§ **AIM OF THE EXERCISE**:
Copy out, word for word, the stretch of the records from the line containing "share-button[interactable]: Share (598, 962, 722, 1004)" through the line containing "meta-separator: · (201, 199, 209, 223)", including both of those lines.

§ **SUPPLIED ENTRIES**:
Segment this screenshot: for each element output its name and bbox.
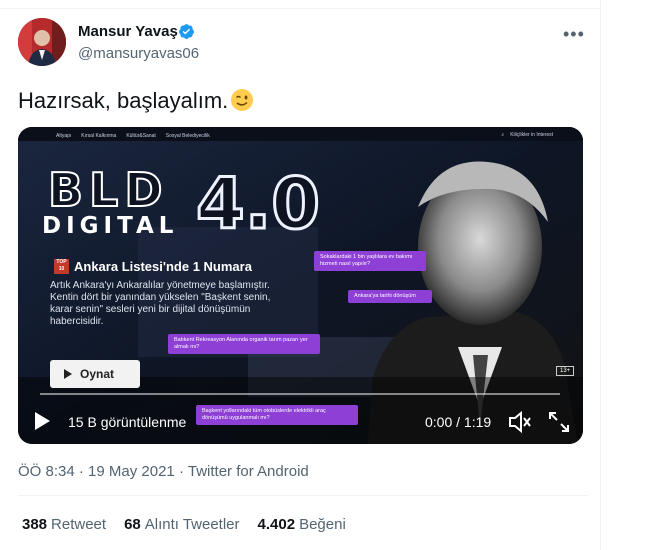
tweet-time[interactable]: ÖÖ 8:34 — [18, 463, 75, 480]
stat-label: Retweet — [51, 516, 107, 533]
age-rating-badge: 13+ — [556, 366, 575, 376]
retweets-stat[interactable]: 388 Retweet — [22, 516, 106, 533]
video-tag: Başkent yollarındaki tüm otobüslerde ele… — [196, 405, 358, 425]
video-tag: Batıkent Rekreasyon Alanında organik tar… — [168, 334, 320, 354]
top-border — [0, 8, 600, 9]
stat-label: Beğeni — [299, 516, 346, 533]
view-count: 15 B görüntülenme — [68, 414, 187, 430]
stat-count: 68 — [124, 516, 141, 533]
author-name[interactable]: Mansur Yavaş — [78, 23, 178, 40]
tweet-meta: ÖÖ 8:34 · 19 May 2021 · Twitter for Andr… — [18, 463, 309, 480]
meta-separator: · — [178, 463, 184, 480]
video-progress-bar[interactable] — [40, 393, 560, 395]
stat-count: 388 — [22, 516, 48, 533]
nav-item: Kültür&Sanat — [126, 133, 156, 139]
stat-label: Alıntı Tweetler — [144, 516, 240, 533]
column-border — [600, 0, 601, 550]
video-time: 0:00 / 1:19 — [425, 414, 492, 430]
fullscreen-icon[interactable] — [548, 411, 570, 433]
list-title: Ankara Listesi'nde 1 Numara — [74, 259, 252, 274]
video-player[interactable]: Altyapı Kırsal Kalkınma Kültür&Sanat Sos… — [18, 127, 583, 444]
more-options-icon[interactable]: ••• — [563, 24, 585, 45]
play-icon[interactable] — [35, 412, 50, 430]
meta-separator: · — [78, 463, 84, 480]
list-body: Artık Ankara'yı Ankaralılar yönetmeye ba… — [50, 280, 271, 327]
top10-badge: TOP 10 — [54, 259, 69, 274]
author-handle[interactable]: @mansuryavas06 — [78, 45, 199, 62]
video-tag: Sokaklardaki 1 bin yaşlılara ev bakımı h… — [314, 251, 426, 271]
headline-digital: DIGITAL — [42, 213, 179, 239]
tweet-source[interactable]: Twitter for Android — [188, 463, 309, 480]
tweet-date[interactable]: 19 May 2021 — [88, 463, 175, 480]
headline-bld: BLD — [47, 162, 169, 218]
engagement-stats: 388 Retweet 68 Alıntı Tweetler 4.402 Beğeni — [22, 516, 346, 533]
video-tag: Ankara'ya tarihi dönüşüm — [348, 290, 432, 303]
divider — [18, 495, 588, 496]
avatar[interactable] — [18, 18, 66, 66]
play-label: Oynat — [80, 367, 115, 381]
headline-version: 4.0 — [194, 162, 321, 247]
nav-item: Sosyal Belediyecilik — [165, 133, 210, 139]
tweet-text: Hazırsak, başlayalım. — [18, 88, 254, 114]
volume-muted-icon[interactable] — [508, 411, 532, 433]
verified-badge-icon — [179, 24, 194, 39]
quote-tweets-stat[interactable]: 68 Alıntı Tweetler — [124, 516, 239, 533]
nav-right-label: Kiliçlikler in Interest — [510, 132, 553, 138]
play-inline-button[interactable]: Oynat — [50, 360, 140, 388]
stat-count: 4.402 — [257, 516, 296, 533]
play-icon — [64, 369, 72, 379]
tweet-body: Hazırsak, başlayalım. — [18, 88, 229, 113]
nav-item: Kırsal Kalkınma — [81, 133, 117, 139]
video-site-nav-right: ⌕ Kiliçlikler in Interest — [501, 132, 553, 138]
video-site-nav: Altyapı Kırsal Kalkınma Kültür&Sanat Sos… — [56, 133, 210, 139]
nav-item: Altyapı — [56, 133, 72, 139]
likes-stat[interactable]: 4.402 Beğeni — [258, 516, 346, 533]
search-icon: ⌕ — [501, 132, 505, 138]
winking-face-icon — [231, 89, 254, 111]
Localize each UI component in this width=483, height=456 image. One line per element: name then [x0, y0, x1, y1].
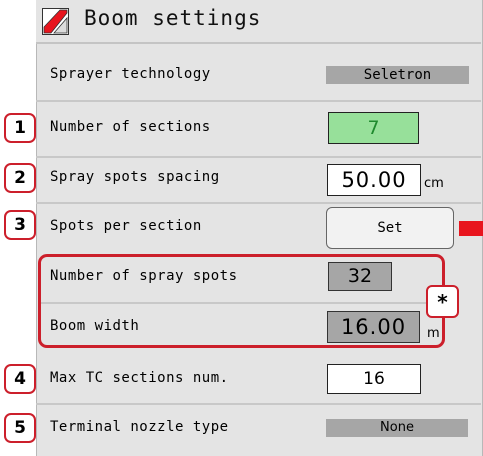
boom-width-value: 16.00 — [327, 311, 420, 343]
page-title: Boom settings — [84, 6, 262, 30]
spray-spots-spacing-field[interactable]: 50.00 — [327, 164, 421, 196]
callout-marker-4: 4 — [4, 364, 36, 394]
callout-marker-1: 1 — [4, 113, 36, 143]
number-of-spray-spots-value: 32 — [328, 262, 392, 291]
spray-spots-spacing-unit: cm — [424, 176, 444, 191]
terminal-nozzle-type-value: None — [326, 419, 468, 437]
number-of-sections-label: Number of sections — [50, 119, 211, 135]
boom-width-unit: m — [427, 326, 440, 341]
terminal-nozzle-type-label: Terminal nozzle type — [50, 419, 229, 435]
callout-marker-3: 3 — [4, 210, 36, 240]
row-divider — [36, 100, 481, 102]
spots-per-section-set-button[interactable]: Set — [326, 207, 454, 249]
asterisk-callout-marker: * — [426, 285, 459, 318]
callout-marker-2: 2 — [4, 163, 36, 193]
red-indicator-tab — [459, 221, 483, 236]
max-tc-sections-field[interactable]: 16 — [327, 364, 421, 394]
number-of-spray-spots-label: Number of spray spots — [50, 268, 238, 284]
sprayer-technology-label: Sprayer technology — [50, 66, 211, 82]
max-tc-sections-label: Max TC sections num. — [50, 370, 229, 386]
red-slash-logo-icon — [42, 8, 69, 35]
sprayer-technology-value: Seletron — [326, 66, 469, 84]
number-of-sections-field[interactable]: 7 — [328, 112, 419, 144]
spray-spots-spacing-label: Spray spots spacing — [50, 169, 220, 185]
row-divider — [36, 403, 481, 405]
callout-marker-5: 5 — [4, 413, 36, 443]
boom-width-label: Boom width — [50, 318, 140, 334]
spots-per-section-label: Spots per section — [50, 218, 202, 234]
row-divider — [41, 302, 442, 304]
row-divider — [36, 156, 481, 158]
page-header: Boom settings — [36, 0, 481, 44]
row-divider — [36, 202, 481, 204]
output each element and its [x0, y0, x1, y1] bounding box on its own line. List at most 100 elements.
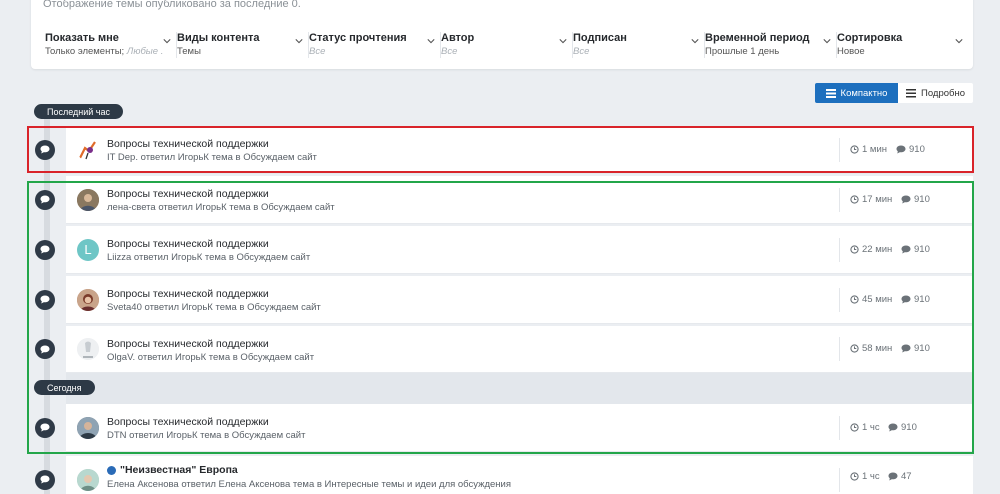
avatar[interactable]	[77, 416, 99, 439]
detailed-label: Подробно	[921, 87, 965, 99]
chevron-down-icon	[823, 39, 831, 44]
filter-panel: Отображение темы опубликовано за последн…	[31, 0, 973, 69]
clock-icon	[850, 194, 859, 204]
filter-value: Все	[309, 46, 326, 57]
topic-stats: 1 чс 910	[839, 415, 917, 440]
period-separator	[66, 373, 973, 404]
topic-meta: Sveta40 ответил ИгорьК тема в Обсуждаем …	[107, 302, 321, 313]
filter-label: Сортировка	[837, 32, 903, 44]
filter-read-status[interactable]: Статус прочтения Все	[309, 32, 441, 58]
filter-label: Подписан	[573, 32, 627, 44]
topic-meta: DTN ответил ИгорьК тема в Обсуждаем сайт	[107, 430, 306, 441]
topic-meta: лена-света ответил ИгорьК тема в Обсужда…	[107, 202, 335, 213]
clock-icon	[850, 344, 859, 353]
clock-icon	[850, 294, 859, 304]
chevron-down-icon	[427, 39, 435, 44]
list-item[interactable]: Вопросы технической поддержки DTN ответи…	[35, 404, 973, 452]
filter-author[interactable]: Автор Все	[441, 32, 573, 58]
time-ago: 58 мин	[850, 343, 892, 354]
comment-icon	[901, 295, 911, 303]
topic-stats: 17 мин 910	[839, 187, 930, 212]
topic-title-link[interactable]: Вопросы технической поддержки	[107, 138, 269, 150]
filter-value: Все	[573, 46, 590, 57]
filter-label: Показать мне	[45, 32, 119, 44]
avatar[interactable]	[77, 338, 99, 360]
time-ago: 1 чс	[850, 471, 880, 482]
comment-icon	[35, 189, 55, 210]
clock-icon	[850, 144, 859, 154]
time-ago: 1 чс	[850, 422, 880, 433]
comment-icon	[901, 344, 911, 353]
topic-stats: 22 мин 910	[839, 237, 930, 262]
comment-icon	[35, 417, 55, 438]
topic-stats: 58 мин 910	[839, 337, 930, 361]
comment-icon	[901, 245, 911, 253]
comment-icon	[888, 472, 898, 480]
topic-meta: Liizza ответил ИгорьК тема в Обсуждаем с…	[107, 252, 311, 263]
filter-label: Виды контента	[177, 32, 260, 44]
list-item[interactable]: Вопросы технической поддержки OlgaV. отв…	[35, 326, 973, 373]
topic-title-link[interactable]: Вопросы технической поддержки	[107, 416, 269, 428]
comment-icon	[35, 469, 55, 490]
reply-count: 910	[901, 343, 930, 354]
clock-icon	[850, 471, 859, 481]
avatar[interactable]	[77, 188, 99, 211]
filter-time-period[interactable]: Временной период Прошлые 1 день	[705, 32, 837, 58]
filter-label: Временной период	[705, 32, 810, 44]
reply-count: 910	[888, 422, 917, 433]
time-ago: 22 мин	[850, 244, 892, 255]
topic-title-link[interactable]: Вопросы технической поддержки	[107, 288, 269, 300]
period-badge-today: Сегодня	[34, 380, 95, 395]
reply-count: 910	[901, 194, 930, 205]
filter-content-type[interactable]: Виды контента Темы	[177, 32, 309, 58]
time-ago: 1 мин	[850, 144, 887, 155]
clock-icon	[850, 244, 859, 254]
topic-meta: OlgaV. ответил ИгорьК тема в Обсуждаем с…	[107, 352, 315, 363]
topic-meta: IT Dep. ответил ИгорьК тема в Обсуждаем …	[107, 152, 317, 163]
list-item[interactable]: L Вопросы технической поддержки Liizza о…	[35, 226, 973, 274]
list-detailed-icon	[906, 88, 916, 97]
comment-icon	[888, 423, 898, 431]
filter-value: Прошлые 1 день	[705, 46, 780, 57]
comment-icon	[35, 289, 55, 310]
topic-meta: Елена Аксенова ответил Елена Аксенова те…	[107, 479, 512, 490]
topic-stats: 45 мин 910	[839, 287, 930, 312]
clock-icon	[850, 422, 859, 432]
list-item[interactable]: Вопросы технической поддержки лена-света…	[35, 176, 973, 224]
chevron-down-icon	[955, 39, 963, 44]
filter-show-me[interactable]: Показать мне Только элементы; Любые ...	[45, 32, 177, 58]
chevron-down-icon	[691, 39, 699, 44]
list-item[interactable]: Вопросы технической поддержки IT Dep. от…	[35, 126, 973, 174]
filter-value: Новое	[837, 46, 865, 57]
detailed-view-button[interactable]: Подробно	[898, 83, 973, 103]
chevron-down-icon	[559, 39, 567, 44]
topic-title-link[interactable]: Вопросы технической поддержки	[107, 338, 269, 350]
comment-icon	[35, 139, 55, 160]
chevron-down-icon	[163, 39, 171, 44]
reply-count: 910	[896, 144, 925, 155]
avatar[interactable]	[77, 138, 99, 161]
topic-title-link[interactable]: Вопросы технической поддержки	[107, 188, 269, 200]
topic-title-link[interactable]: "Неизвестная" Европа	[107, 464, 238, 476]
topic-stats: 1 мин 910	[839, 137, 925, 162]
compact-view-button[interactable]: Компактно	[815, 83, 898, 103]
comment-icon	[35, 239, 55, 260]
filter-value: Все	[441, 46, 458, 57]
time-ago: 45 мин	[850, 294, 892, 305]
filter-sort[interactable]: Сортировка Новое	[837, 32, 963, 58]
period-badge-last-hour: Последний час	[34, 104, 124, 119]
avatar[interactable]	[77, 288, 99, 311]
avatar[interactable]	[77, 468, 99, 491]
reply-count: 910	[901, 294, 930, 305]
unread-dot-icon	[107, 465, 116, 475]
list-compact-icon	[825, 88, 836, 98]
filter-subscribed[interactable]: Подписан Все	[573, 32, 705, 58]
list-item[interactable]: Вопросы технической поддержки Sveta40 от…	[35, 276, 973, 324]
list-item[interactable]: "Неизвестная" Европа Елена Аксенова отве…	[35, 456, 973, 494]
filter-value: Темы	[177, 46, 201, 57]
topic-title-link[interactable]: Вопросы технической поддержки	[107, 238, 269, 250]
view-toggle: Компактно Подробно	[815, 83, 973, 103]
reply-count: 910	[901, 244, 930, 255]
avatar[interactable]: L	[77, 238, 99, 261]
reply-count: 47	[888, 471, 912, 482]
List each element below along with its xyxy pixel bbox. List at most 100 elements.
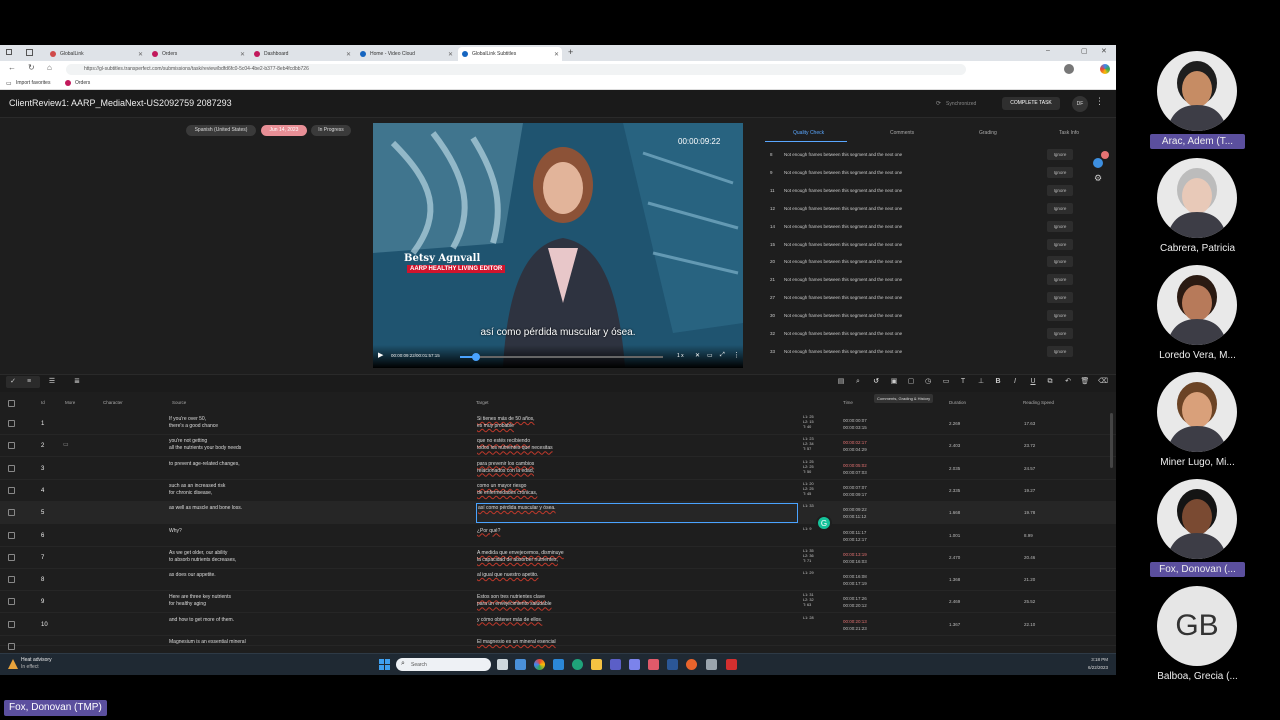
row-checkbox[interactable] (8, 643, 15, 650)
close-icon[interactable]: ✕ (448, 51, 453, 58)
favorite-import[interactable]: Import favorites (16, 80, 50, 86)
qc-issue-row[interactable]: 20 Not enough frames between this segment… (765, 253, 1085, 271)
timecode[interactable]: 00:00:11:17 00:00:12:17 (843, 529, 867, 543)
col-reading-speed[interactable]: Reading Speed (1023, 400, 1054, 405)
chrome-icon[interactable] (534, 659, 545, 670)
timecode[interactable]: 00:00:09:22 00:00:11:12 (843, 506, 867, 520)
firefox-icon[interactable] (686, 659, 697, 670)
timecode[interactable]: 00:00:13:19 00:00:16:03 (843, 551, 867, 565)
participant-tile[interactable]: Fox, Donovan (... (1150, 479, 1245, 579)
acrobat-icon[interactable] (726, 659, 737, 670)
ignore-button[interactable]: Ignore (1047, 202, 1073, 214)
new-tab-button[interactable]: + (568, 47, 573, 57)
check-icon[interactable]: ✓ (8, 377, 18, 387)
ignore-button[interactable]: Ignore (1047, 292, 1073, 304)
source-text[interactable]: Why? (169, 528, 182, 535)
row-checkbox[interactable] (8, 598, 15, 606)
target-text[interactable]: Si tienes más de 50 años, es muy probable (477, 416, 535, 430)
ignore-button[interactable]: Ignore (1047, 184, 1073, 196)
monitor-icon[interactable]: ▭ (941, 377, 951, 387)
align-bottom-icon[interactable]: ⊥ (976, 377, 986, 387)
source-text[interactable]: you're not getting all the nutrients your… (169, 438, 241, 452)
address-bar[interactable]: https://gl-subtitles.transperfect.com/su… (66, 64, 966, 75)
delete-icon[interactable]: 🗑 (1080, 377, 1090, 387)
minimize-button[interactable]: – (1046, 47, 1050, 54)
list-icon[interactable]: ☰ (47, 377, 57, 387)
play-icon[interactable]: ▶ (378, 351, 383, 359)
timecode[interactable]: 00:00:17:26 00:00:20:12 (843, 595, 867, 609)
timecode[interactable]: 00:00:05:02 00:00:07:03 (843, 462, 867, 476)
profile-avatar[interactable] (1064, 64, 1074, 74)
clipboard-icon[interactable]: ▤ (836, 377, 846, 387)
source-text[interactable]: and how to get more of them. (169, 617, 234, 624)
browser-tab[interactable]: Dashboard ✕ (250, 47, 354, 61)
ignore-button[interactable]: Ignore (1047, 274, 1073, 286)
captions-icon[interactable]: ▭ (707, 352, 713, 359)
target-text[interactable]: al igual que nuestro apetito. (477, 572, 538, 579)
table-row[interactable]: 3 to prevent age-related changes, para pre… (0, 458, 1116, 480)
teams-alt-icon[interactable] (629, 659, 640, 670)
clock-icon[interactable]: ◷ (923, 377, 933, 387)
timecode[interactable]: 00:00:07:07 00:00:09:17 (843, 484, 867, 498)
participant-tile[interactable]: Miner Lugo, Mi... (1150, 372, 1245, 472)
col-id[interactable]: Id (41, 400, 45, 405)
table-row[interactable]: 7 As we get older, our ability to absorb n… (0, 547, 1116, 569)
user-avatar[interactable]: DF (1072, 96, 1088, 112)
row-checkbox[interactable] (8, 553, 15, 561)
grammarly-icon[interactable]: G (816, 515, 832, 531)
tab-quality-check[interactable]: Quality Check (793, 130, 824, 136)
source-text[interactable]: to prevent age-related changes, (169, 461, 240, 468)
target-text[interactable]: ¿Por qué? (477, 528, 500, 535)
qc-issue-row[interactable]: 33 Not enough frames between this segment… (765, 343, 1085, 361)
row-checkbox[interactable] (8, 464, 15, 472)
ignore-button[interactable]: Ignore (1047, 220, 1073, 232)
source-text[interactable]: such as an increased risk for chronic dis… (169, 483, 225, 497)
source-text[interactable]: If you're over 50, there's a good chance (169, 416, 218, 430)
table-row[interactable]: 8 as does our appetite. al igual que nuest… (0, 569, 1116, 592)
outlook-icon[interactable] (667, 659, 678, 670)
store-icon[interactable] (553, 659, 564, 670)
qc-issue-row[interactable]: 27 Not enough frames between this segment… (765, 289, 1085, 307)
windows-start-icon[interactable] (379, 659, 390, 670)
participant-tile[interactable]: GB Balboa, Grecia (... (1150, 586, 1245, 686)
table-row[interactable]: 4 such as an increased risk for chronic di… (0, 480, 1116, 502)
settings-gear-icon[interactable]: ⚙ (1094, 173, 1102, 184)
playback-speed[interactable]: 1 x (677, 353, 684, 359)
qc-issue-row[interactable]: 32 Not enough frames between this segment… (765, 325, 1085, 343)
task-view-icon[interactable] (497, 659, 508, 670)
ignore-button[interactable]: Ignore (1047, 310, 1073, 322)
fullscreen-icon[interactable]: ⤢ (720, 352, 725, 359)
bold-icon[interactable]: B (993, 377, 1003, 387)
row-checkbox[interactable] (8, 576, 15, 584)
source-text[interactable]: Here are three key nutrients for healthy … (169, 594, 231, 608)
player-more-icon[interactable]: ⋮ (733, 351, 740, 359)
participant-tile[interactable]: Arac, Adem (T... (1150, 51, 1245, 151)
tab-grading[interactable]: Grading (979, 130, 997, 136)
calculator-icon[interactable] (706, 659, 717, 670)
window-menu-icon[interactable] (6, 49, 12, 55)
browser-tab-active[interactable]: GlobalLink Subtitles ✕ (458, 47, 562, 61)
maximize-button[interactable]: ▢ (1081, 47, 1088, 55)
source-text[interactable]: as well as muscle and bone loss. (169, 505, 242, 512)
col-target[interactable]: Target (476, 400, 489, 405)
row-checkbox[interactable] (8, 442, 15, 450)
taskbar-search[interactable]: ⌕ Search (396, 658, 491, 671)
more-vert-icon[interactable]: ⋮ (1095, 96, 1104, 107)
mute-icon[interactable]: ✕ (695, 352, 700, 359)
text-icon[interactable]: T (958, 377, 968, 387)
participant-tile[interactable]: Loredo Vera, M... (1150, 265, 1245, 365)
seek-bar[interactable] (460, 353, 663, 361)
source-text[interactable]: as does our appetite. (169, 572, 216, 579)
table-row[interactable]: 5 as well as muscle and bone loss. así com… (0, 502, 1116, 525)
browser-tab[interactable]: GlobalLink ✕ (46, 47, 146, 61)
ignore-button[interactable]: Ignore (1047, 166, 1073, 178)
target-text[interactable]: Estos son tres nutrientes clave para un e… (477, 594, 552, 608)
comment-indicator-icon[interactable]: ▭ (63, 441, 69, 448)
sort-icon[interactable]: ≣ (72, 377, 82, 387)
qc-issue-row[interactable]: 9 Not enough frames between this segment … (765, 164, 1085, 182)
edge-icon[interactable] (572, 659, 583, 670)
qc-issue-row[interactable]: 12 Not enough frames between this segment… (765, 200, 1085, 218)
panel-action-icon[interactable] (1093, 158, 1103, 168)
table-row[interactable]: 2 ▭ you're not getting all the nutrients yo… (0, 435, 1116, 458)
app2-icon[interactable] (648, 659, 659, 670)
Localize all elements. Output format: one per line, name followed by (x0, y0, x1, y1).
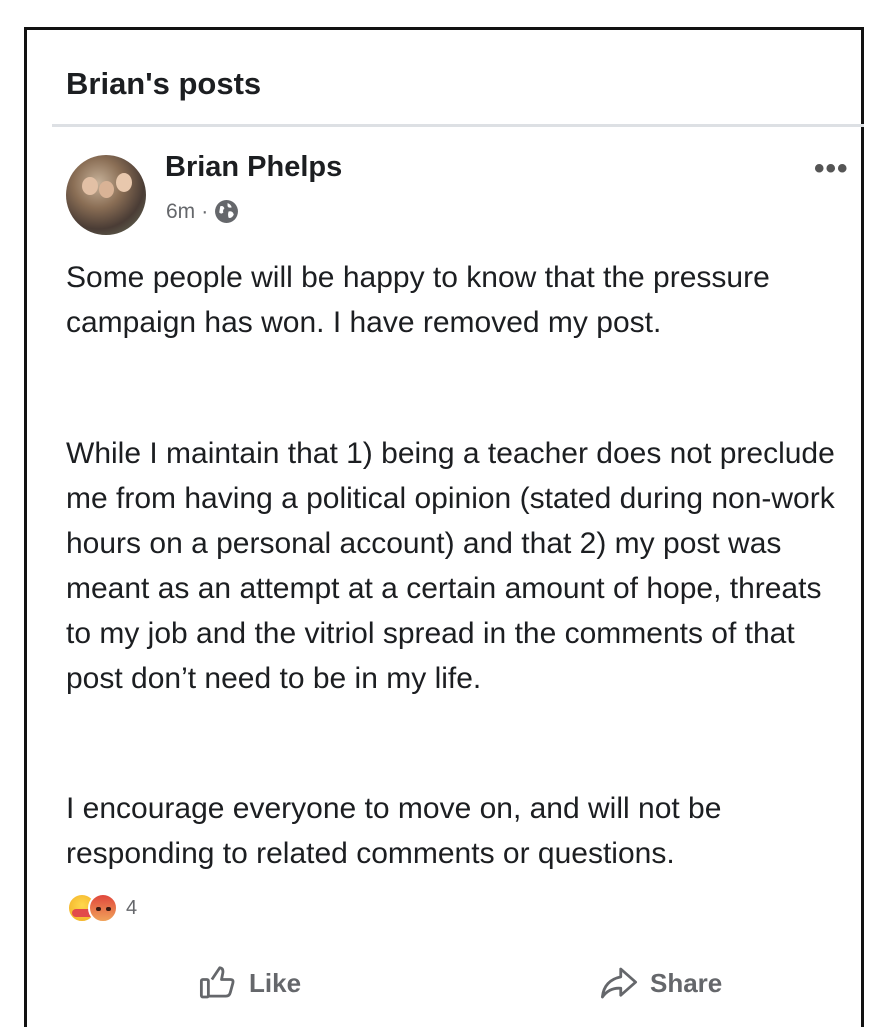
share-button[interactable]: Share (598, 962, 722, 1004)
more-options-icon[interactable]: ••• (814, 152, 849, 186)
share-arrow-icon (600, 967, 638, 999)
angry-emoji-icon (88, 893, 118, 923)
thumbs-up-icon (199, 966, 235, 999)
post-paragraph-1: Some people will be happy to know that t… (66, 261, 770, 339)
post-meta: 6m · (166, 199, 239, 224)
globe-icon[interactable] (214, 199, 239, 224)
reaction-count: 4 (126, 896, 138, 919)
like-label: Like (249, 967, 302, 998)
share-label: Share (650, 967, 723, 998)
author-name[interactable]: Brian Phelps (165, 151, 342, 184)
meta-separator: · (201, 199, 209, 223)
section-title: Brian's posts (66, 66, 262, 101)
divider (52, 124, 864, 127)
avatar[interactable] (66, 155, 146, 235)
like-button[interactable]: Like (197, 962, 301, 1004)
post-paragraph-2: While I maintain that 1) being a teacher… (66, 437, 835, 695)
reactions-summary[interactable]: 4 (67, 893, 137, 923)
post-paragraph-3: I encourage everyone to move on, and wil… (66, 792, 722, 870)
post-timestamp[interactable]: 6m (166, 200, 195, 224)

§ **RESULT BELOW**:
share-button[interactable]: Share (598, 962, 722, 1004)
more-options-icon[interactable]: ••• (814, 152, 849, 186)
share-arrow-icon (600, 967, 638, 999)
angry-emoji-icon (88, 893, 118, 923)
thumbs-up-icon (199, 966, 235, 999)
post-paragraph-1: Some people will be happy to know that t… (66, 261, 770, 339)
post-meta: 6m · (166, 199, 239, 224)
globe-icon[interactable] (214, 199, 239, 224)
reaction-count: 4 (126, 896, 138, 919)
like-label: Like (249, 967, 302, 998)
share-label: Share (650, 967, 723, 998)
author-name[interactable]: Brian Phelps (165, 151, 342, 184)
meta-separator: · (201, 199, 209, 223)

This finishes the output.